STORED ROWS:
________________

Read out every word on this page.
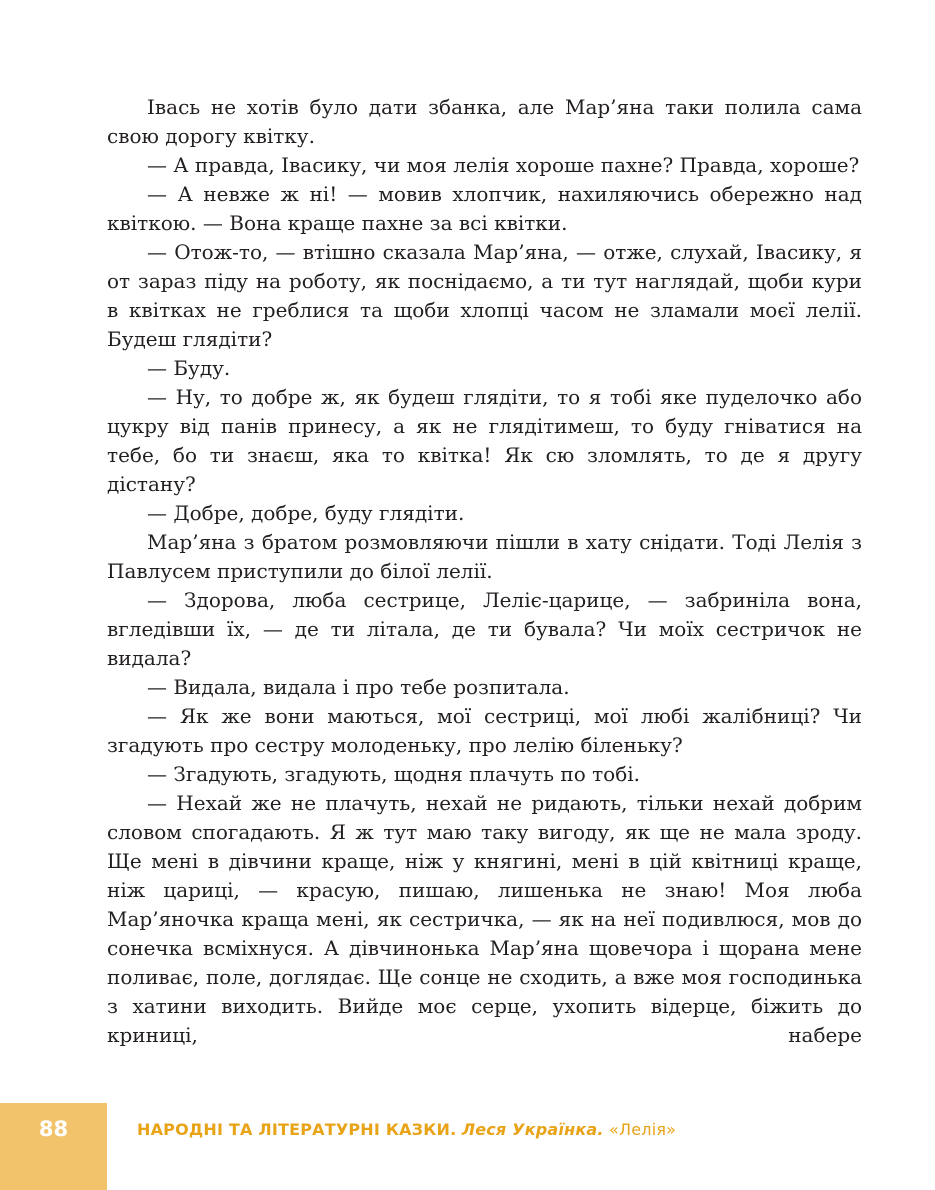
Івась не хотів було дати збанка, але Мар’яна таки полила сама свою дорогу квітку.

— А правда, Івасику, чи моя лелія хороше пахне? Правда, хороше?

— А невже ж ні! — мовив хлопчик, нахиляючись обережно над квіткою. — Вона краще пахне за всі квітки.

— Отож-то, — втішно сказала Мар’яна, — отже, слухай, Івасику, я от зараз піду на роботу, як поснідаємо, а ти тут наглядай, щоби кури в квітках не греблися та щоби хлопці часом не зламали моєї лелії. Будеш глядіти?

— Буду.

— Ну, то добре ж, як будеш глядіти, то я тобі яке пуделочко або цукру від панів принесу, а як не глядітимеш, то буду гніватися на тебе, бо ти знаєш, яка то квітка! Як сю зломлять, то де я другу дістану?

— Добре, добре, буду глядіти.

Мар’яна з братом розмовляючи пішли в хату снідати. Тоді Лелія з Павлусем приступили до білої лелії.

— Здорова, люба сестрице, Леліє-царице, — забриніла вона, вгледівши їх, — де ти літала, де ти бувала? Чи моїх сестричок не видала?

— Видала, видала і про тебе розпитала.

— Як же вони маються, мої сестриці, мої любі жалібниці? Чи згадують про сестру молоденьку, про лелію біленьку?

— Згадують, згадують, щодня плачуть по тобі.

— Нехай же не плачуть, нехай не ридають, тільки нехай добрим словом спогадають. Я ж тут маю таку вигоду, як ще не мала зроду. Ще мені в дівчини краще, ніж у княгині, мені в цій квітниці краще, ніж цариці, — красую, пишаю, лишенька не знаю! Моя люба Мар’яночка краща мені, як сестричка, — як на неї подивлюся, мов до сонечка всміхнуся. А дівчинонька Мар’яна щовечора і щорана мене поливає, поле, доглядає. Ще сонце не сходить, а вже моя господинька з хатини виходить. Вийде моє серце, ухопить відерце, біжить до криниці, набере

88	НАРОДНІ ТА ЛІТЕРАТУРНІ КАЗКИ. Леся Українка. «Лелія»
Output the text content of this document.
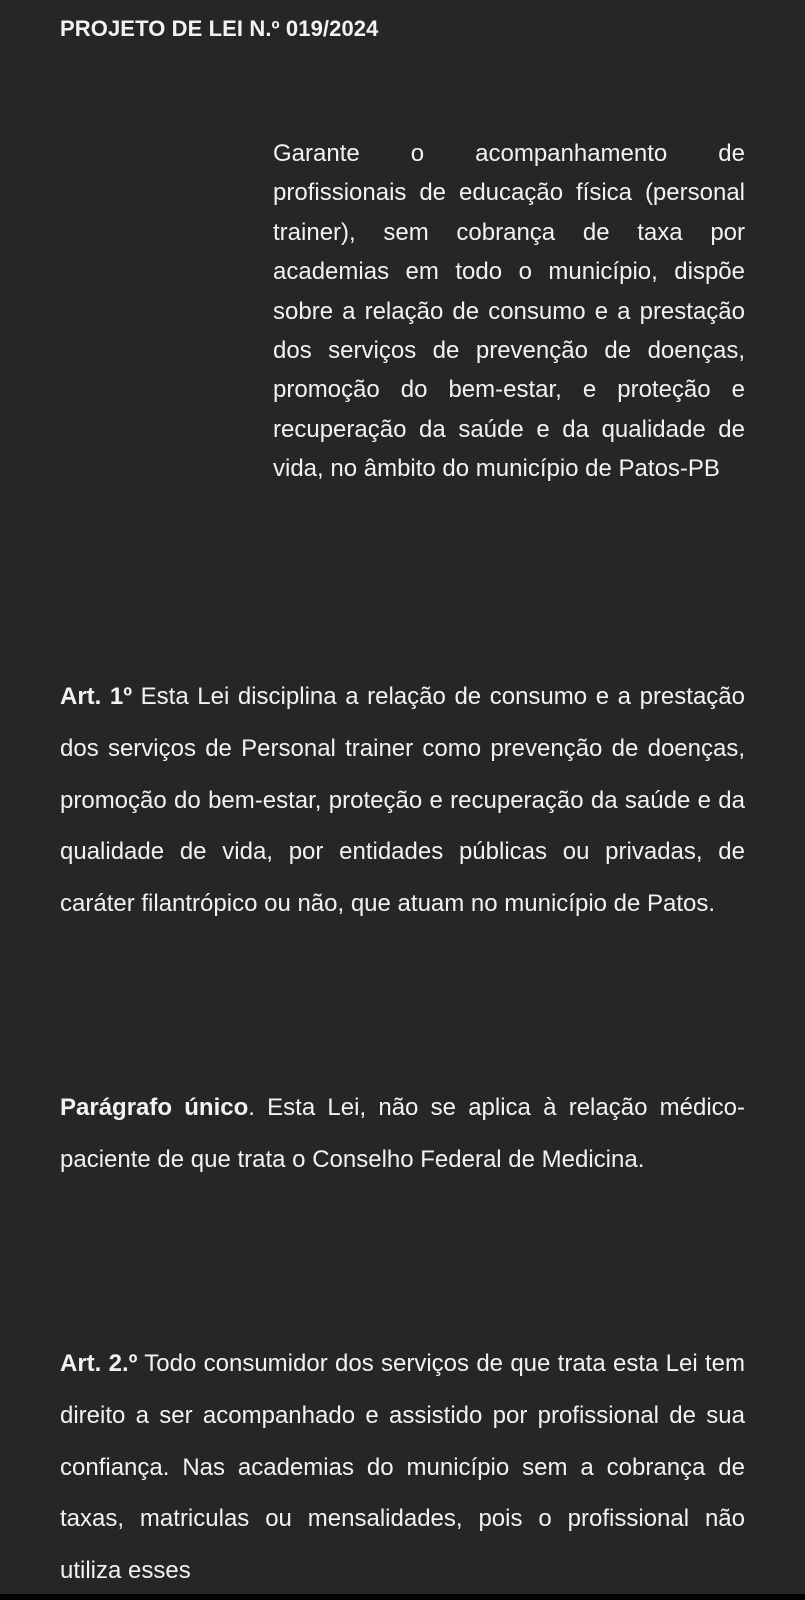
PROJETO DE LEI N.º 019/2024
Garante o acompanhamento de profissionais de educação física (personal trainer), sem cobrança de taxa por academias em todo o município, dispõe sobre a relação de consumo e a prestação dos serviços de prevenção de doenças, promoção do bem-estar, e proteção e recuperação da saúde e da qualidade de vida, no âmbito do município de Patos-PB
Art. 1º Esta Lei disciplina a relação de consumo e a prestação dos serviços de Personal trainer como prevenção de doenças, promoção do bem-estar, proteção e recuperação da saúde e da qualidade de vida, por entidades públicas ou privadas, de caráter filantrópico ou não, que atuam no município de Patos.
Parágrafo único. Esta Lei, não se aplica à relação médico-paciente de que trata o Conselho Federal de Medicina.
Art. 2.º Todo consumidor dos serviços de que trata esta Lei tem direito a ser acompanhado e assistido por profissional de sua confiança. Nas academias do município sem a cobrança de taxas, matriculas ou mensalidades, pois o profissional não utiliza esses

________________

INSTRUCTION:
Count the lines in the material above where the string "пахне" appears, then state only that count.

OUTPUT FOR THIS TASK:
2